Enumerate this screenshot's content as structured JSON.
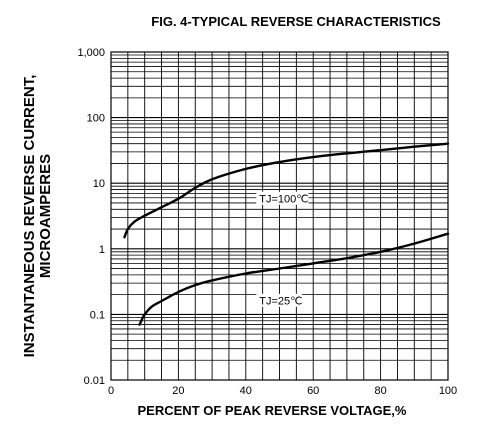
{
  "chart_data": {
    "type": "line",
    "title": "FIG. 4-TYPICAL REVERSE CHARACTERISTICS",
    "xlabel": "PERCENT OF PEAK REVERSE VOLTAGE,%",
    "ylabel_line1": "INSTANTANEOUS REVERSE CURRENT,",
    "ylabel_line2": "MICROAMPERES",
    "xlim": [
      0,
      100
    ],
    "ylim": [
      0.01,
      1000
    ],
    "yscale": "log",
    "grid": true,
    "x_ticks": [
      0,
      20,
      40,
      60,
      80,
      100
    ],
    "x_tick_labels": [
      "0",
      "20",
      "40",
      "60",
      "80",
      "100"
    ],
    "y_ticks": [
      0.01,
      0.1,
      1,
      10,
      100,
      1000
    ],
    "y_tick_labels": [
      "0.01",
      "0.1",
      "1",
      "10",
      "100",
      "1,000"
    ],
    "series": [
      {
        "name": "TJ=100℃",
        "x": [
          4,
          5,
          7,
          10,
          15,
          20,
          25,
          30,
          40,
          50,
          60,
          70,
          80,
          90,
          100
        ],
        "y": [
          1.5,
          2.0,
          2.6,
          3.2,
          4.3,
          5.8,
          8.5,
          11.5,
          16.5,
          21.0,
          25.0,
          28.5,
          32.0,
          36.0,
          40.0
        ]
      },
      {
        "name": "TJ=25℃",
        "x": [
          8.5,
          9,
          10,
          12,
          15,
          20,
          25,
          30,
          40,
          50,
          60,
          70,
          80,
          90,
          100
        ],
        "y": [
          0.07,
          0.08,
          0.1,
          0.13,
          0.16,
          0.22,
          0.28,
          0.33,
          0.42,
          0.5,
          0.6,
          0.72,
          0.9,
          1.2,
          1.7
        ]
      }
    ],
    "annotations": [
      {
        "text": "TJ=100℃",
        "x": 44,
        "y": 5.4
      },
      {
        "text": "TJ=25℃",
        "x": 44,
        "y": 0.15
      }
    ]
  }
}
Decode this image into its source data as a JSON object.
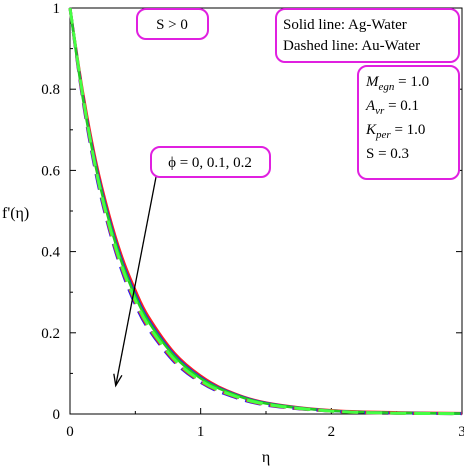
{
  "chart_data": {
    "type": "line",
    "xlabel": "η",
    "ylabel": "f'(η)",
    "xlim": [
      0,
      3
    ],
    "ylim": [
      0,
      1
    ],
    "x_ticks": [
      "0",
      "1",
      "2",
      "3"
    ],
    "y_ticks": [
      "0",
      "0.2",
      "0.4",
      "0.6",
      "0.8",
      "1"
    ],
    "x": [
      0,
      0.1,
      0.2,
      0.3,
      0.4,
      0.5,
      0.6,
      0.8,
      1.0,
      1.2,
      1.5,
      2.0,
      2.5,
      3.0
    ],
    "series": [
      {
        "group": "solid",
        "color": "#ff2020",
        "values": [
          1.0,
          0.79,
          0.62,
          0.49,
          0.385,
          0.305,
          0.24,
          0.15,
          0.094,
          0.058,
          0.028,
          0.009,
          0.004,
          0.002
        ]
      },
      {
        "group": "solid",
        "color": "#1a1aff",
        "values": [
          1.0,
          0.78,
          0.61,
          0.48,
          0.375,
          0.295,
          0.232,
          0.145,
          0.09,
          0.056,
          0.027,
          0.008,
          0.003,
          0.001
        ]
      },
      {
        "group": "solid",
        "color": "#22cc22",
        "values": [
          1.0,
          0.775,
          0.605,
          0.475,
          0.37,
          0.29,
          0.228,
          0.142,
          0.088,
          0.055,
          0.026,
          0.008,
          0.003,
          0.001
        ]
      },
      {
        "group": "dashed",
        "color": "#1a1aff",
        "values": [
          1.0,
          0.77,
          0.59,
          0.455,
          0.35,
          0.27,
          0.21,
          0.128,
          0.078,
          0.048,
          0.022,
          0.007,
          0.002,
          0.001
        ]
      },
      {
        "group": "dashed",
        "color": "#ff2020",
        "values": [
          1.0,
          0.775,
          0.597,
          0.46,
          0.356,
          0.276,
          0.214,
          0.131,
          0.08,
          0.05,
          0.023,
          0.007,
          0.002,
          0.001
        ]
      },
      {
        "group": "dashed",
        "color": "#44ff44",
        "values": [
          1.0,
          0.78,
          0.6,
          0.465,
          0.36,
          0.28,
          0.218,
          0.134,
          0.082,
          0.051,
          0.024,
          0.007,
          0.002,
          0.001
        ]
      }
    ],
    "annotations": {
      "s_label": "S > 0",
      "legend_solid": "Solid line:   Ag-Water",
      "legend_dashed": "Dashed line: Au-Water",
      "phi_label": "ϕ = 0, 0.1, 0.2",
      "params": [
        {
          "sym": "M",
          "sub": "egn",
          "val": " = 1.0"
        },
        {
          "sym": "A",
          "sub": "vr",
          "val": " = 0.1"
        },
        {
          "sym": "K",
          "sub": "per",
          "val": " = 1.0"
        },
        {
          "sym": "S",
          "sub": "",
          "val": "     =   0.3"
        }
      ],
      "arrow": {
        "from": [
          0.68,
          0.62
        ],
        "to": [
          0.35,
          0.07
        ]
      }
    },
    "grid": false,
    "box_color": "#e020e0"
  }
}
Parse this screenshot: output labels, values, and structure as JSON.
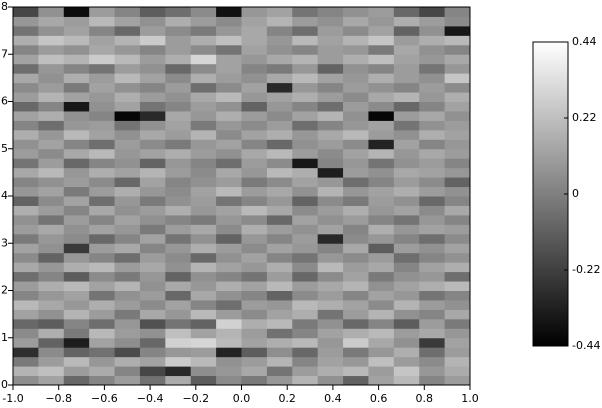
####################
Transcribe all entries above exactly. Drop the pictures.

Answer below:
Enumerate this screenshot's content as structured JSON.
{
  "chart_data": {
    "type": "line",
    "title": "FIG. 4-TYPICAL REVERSE CHARACTERISTICS",
    "xlabel": "PERCENT OF PEAK REVERSE VOLTAGE,%",
    "ylabel_line1": "INSTANTANEOUS REVERSE CURRENT,",
    "ylabel_line2": "MICROAMPERES",
    "xlim": [
      0,
      100
    ],
    "ylim": [
      0.01,
      1000
    ],
    "yscale": "log",
    "grid": true,
    "x_ticks": [
      0,
      20,
      40,
      60,
      80,
      100
    ],
    "x_tick_labels": [
      "0",
      "20",
      "40",
      "60",
      "80",
      "100"
    ],
    "y_ticks": [
      0.01,
      0.1,
      1,
      10,
      100,
      1000
    ],
    "y_tick_labels": [
      "0.01",
      "0.1",
      "1",
      "10",
      "100",
      "1,000"
    ],
    "series": [
      {
        "name": "TJ=100℃",
        "x": [
          4,
          5,
          7,
          10,
          15,
          20,
          25,
          30,
          40,
          50,
          60,
          70,
          80,
          90,
          100
        ],
        "y": [
          1.5,
          2.0,
          2.6,
          3.2,
          4.3,
          5.8,
          8.5,
          11.5,
          16.5,
          21.0,
          25.0,
          28.5,
          32.0,
          36.0,
          40.0
        ]
      },
      {
        "name": "TJ=25℃",
        "x": [
          8.5,
          9,
          10,
          12,
          15,
          20,
          25,
          30,
          40,
          50,
          60,
          70,
          80,
          90,
          100
        ],
        "y": [
          0.07,
          0.08,
          0.1,
          0.13,
          0.16,
          0.22,
          0.28,
          0.33,
          0.42,
          0.5,
          0.6,
          0.72,
          0.9,
          1.2,
          1.7
        ]
      }
    ],
    "annotations": [
      {
        "text": "TJ=100℃",
        "x": 44,
        "y": 5.4
      },
      {
        "text": "TJ=25℃",
        "x": 44,
        "y": 0.15
      }
    ]
  }
}
Decode this image into its source data as a JSON object.
{
  "chart_data": {
    "type": "line",
    "xlabel": "η",
    "ylabel": "f'(η)",
    "xlim": [
      0,
      3
    ],
    "ylim": [
      0,
      1
    ],
    "x_ticks": [
      "0",
      "1",
      "2",
      "3"
    ],
    "y_ticks": [
      "0",
      "0.2",
      "0.4",
      "0.6",
      "0.8",
      "1"
    ],
    "x": [
      0,
      0.1,
      0.2,
      0.3,
      0.4,
      0.5,
      0.6,
      0.8,
      1.0,
      1.2,
      1.5,
      2.0,
      2.5,
      3.0
    ],
    "series": [
      {
        "group": "solid",
        "color": "#ff2020",
        "values": [
          1.0,
          0.79,
          0.62,
          0.49,
          0.385,
          0.305,
          0.24,
          0.15,
          0.094,
          0.058,
          0.028,
          0.009,
          0.004,
          0.002
        ]
      },
      {
        "group": "solid",
        "color": "#1a1aff",
        "values": [
          1.0,
          0.78,
          0.61,
          0.48,
          0.375,
          0.295,
          0.232,
          0.145,
          0.09,
          0.056,
          0.027,
          0.008,
          0.003,
          0.001
        ]
      },
      {
        "group": "solid",
        "color": "#22cc22",
        "values": [
          1.0,
          0.775,
          0.605,
          0.475,
          0.37,
          0.29,
          0.228,
          0.142,
          0.088,
          0.055,
          0.026,
          0.008,
          0.003,
          0.001
        ]
      },
      {
        "group": "dashed",
        "color": "#1a1aff",
        "values": [
          1.0,
          0.77,
          0.59,
          0.455,
          0.35,
          0.27,
          0.21,
          0.128,
          0.078,
          0.048,
          0.022,
          0.007,
          0.002,
          0.001
        ]
      },
      {
        "group": "dashed",
        "color": "#ff2020",
        "values": [
          1.0,
          0.775,
          0.597,
          0.46,
          0.356,
          0.276,
          0.214,
          0.131,
          0.08,
          0.05,
          0.023,
          0.007,
          0.002,
          0.001
        ]
      },
      {
        "group": "dashed",
        "color": "#44ff44",
        "values": [
          1.0,
          0.78,
          0.6,
          0.465,
          0.36,
          0.28,
          0.218,
          0.134,
          0.082,
          0.051,
          0.024,
          0.007,
          0.002,
          0.001
        ]
      }
    ],
    "annotations": {
      "s_label": "S > 0",
      "legend_solid": "Solid line:   Ag-Water",
      "legend_dashed": "Dashed line: Au-Water",
      "phi_label": "ϕ = 0, 0.1, 0.2",
      "params": [
        {
          "sym": "M",
          "sub": "egn",
          "val": " = 1.0"
        },
        {
          "sym": "A",
          "sub": "vr",
          "val": " = 0.1"
        },
        {
          "sym": "K",
          "sub": "per",
          "val": " = 1.0"
        },
        {
          "sym": "S",
          "sub": "",
          "val": "     =   0.3"
        }
      ],
      "arrow": {
        "from": [
          0.68,
          0.62
        ],
        "to": [
          0.35,
          0.07
        ]
      }
    },
    "grid": false,
    "box_color": "#e020e0"
  }
}
Parse this screenshot: output labels, values, and structure as JSON.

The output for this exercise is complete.